Supplied text
start

Another fundamental problem with these measures is that they're designed to track investments exhibiting normal- or symmetrical-return distributions. There are portfolios, however, that produce decidedly asymmetrical returns. Consider an option-writing portfolio as an example. If the portfolio manager writes deep out-of-the-money options, a string of modestly positive returns would likely be earned as premiums are collected, punctuated with occasional large drawdowns whenever shorted options move into the money. Reward-to-risk ratios are likely to run deceptively high for this portfolio in the premium collection cycle until a leveraged loss is sustained.

Autocorrelation — the tendency of an investment's return to correlate with itself over successive time intervals — can also tip a risk-adjusted return ratio in the “reward” side's favor. Highly positive autocorrelation is the ne plus ultra for momentum investors, as leading time-series trends are expected to match those of lagging series, but it skews the return distribution enough to cheapen the utility of these comparators.

For these ills, other metrics, such as maximum drawdown and the Calmar ratio are useful. The examination of hedge fund metrics will have to wait for another time, but we can address a fairly constant complaint about the Sharpe ratio.

Some critics say the Sharpe ratio's reliance on standard deviation as a measure of risk is misleading, claiming it counts upside volatility as equally deleterious as downside volatility.

Some investors view volatility as simply the uncertainty of returns. The all-inclusiveness of a Sharpe ratio appeals to them. Others welcome volatility of the upside kind. It was for the latter reason that the Sortino ratio was developed in 1994.

Sortino Ratio

Instead of using standard deviation in the denominator, the Sortino ratio uses downside semi-variance, separating the “good” volatility from the “bad.” By penalizing only an investment's harmful volatility, the ratio expresses returns per unit of downside risk. Unlike the other metrics we've examined, the Sortino calculation also incorporates a user-defined threshold — a target — as a performance gauge. The target could be the risk-free rate used in the Sharpe calculation, or it could be some other benchmark, such as the return of a fund's peer group or a particular index. The Sortino ratio can thus be made to be goal-oriented in that it can gauge portfolio management relative to an objective the investor is trying to achieve. It's therefore possible to remove market — or systematic — risk from an evaluation.

By definition, Sortino ratios rely upon logarithmic or continuously compounded returns. We can use the Excel expression =LOG(B4/B3) to render our first monthly data point in Cell D4. The monthly Sortino value, using the monthly logarithmic return of the benchmark index as the target, can then be computed in Cell E4 as =IF(D4K4,(D4-(K4)^2,0).

end

Task instructions
**A)** Can you copy out the rows word for word, everything from the very first row down to the row containing "section-title: Fahrstuhl 1 [28,32,195,66]"?
**B)** Could you extend the passage on risk-adjusted return ratios, picking up after its last sentence?

Data for the task
start

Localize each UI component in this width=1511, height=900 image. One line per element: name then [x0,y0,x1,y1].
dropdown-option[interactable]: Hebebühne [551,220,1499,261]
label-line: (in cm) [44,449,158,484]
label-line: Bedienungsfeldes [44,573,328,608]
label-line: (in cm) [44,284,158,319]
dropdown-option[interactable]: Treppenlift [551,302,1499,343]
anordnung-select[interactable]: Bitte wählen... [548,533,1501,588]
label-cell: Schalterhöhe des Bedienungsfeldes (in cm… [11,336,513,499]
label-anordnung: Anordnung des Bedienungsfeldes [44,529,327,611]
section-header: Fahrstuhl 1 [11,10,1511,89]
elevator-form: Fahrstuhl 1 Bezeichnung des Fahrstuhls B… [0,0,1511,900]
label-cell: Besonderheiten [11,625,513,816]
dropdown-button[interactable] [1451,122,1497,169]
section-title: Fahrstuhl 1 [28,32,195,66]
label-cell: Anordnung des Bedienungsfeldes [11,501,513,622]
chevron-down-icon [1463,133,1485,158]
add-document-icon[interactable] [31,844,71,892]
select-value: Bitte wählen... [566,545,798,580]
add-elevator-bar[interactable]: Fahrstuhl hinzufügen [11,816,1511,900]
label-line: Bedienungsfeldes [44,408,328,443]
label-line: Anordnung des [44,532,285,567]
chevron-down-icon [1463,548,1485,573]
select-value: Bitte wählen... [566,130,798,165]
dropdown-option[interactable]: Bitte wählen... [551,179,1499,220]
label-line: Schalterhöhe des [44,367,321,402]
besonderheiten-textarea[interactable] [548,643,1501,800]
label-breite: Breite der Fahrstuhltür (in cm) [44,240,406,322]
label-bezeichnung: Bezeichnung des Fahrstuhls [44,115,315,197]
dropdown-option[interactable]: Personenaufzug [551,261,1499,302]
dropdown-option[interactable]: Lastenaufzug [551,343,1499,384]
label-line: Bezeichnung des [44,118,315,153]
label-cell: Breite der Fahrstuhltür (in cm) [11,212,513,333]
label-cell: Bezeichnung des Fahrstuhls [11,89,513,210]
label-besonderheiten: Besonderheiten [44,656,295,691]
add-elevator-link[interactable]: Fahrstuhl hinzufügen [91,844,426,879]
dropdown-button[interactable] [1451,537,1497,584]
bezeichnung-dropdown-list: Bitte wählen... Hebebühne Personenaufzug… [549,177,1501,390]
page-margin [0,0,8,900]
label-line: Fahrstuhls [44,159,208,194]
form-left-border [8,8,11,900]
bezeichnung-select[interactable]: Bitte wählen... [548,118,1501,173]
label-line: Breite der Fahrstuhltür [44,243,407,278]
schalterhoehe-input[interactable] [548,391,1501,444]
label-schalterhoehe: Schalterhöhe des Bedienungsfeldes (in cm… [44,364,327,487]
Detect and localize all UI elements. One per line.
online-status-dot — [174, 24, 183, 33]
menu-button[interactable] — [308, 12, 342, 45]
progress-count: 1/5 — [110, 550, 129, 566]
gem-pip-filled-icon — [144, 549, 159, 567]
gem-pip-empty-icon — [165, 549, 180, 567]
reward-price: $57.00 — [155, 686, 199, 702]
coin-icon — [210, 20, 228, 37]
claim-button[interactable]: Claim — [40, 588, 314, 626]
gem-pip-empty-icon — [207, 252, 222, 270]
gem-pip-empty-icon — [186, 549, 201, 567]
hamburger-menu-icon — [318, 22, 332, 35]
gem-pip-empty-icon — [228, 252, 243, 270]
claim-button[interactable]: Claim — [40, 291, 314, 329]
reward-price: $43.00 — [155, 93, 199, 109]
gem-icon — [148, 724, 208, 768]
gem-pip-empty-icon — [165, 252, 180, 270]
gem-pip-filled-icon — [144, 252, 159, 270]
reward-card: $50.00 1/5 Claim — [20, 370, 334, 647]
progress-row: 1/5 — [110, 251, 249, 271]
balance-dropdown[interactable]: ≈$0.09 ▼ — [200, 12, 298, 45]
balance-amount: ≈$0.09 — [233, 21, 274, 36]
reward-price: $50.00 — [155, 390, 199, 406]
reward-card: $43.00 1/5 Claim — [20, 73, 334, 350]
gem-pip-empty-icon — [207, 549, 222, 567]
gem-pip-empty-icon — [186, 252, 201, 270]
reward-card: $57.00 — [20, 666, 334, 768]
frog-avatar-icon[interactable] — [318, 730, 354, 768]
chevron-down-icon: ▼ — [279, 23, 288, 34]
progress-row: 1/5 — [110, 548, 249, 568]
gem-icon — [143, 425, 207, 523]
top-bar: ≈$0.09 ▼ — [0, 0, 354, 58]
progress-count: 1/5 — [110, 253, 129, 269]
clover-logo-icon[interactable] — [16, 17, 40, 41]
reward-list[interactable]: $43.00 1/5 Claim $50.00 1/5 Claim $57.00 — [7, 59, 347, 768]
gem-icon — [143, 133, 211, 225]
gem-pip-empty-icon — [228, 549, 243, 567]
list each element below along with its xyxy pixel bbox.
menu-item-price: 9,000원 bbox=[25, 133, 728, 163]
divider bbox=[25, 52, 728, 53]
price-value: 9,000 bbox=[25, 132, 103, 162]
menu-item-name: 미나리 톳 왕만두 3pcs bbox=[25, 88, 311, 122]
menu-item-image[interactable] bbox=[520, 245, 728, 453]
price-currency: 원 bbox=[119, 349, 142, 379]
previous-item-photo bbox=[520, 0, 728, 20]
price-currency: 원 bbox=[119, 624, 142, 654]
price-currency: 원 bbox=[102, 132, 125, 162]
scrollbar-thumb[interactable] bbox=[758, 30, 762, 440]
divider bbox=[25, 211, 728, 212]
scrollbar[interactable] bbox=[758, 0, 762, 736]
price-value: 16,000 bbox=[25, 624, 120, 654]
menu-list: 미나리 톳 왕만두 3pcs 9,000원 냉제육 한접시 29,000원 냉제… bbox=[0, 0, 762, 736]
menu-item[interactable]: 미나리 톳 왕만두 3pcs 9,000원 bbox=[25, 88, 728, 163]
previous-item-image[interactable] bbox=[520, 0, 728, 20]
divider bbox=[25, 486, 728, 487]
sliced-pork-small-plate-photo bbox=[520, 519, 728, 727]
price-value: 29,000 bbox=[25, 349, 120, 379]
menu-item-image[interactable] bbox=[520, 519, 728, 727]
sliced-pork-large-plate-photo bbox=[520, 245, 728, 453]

end

Answers to the tasks
**A)**
Localize each UI component in this width=1511, height=900 image. One line per element: name then [x0,y0,x1,y1].
dropdown-option[interactable]: Hebebühne [551,220,1499,261]
label-line: (in cm) [44,449,158,484]
label-line: Bedienungsfeldes [44,573,328,608]
label-line: (in cm) [44,284,158,319]
dropdown-option[interactable]: Treppenlift [551,302,1499,343]
anordnung-select[interactable]: Bitte wählen... [548,533,1501,588]
label-cell: Schalterhöhe des Bedienungsfeldes (in cm… [11,336,513,499]
label-anordnung: Anordnung des Bedienungsfeldes [44,529,327,611]
section-header: Fahrstuhl 1 [11,10,1511,89]
elevator-form: Fahrstuhl 1 Bezeichnung des Fahrstuhls B… [0,0,1511,900]
label-cell: Besonderheiten [11,625,513,816]
dropdown-button[interactable] [1451,122,1497,169]
section-title: Fahrstuhl 1 [28,32,195,66]

**B)**
Finally, the overall ratio is derived in Cell B50 as =(LN(B38/B3)-(B44)*36/12)*SUM(E4:E38)^(-0.5). A higher Sortino ratio indicates a lower risk of large losses. Sortino ratios are also useful as cross-checks on Sharpe ratio readings. The degree to which a fund's Sortino ratio exceeds its Sharpe ratio indicates the manager's ability to control risk. Conversely, if the Sortino ratio is lower than the Sharpe ratio, the portfolio may be riskier than the Sharpe ratio lets on.

Information Ratio

Active portfolio management raises the cost of investing. To be justified, it must produce value in excess of that cost. Failing that, passive or index-based investing is a more cost-effective proposition.

The information ratio, introduced in 1995, assesses a manager's skill in deviating from a benchmark to produce excess returns. In its most stringent form, the ratio is the quotient of alpha divided by tracking error, and describes the value per unit of extra risk assumed, the manager's decisions have added to — or subtracted from — what the market would have delivered.

Cell B51, containing the Excel argument =(B47/B45)/100, generates a 1.02 information ratio for our portfolio. Higher information ratios indicate better active- management skills. Ratios in the neighborhood of 0.50 are generally considered “good,” ratios of 0.75 as “very good,” and ratios of 1.00 as “exceptional.”

Because the alpha numerator is derived using beta, the information ratio is market influenced. That said, information ratios are useful only when comparing funds benchmarked to the same index, and especially when the portfolios exhibit similar management styles and asset-allocation policies. You can also use an information ratio as a tie-breaker when assessing funds with near-identical alphas. The portfolio with the higher information ratio identifies a manager who is more skillful in betting on securities that deviated from the benchmark.

A portfolio with a lower information ratio may still be more suitable, depending upon an investor's aversion to risk. If a large tracking error — as calculated in Cell B45 — must be absorbed, the fund with the higher ratio may be reasonably shunned.

Final Notes

Alpha, the Treynor ratio, and the information ratio, are all built upon the premises of the Capital Asset Pricing Model. If you have a problem with CAPM, you'll probably not be thrilled about using these measures.

The Sharpe ratio doesn't have this problem, though. When comparing undiversified portfolios or investments benchmarked to different market indexes, the Sharpe ratio is your best bet.

Still, you may believe that Sharpe's reliance on standard deviation unduly penalizes upside volatility. That makes you a potential user of the Sortino ratio.

As we've seen, these measures can be used synergistically. No one metric is ideal for all users or applications. Luckily, you have several at your disposal. Just keep in mind the words of British churchman and historian Thomas Fuller: “No garden is without its weeds.”

Risk-adjusted Returns In Action: The Excel Spreadsheet (PDF)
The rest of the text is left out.